> [GIVEN PROBLEM] Answer with nothing but the number of lines that include the word "документов".

— Start RAW RECORDS —

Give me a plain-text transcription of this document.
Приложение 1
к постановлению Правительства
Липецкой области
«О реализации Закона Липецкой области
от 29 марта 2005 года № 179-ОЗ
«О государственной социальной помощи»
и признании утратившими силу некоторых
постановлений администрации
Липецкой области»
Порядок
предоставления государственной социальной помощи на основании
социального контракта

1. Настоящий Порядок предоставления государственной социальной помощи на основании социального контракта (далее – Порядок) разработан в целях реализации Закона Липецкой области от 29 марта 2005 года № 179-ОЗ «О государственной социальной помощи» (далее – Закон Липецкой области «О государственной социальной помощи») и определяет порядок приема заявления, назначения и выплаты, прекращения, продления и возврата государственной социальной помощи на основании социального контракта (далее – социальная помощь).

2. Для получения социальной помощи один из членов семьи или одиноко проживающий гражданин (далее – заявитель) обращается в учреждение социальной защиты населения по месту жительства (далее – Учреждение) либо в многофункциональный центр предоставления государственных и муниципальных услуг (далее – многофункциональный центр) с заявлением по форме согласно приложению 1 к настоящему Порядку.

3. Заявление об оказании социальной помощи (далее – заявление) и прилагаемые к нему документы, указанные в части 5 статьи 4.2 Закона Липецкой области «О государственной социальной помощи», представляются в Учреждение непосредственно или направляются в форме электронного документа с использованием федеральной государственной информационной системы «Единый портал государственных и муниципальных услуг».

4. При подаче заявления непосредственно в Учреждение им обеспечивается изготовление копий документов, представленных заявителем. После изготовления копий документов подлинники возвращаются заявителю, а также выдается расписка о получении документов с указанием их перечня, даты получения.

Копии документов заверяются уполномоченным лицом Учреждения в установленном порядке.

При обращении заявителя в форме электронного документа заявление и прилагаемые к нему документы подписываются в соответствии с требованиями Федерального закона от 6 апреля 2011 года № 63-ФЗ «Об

— End RAW RECORDS —

> [OUTPUT] 2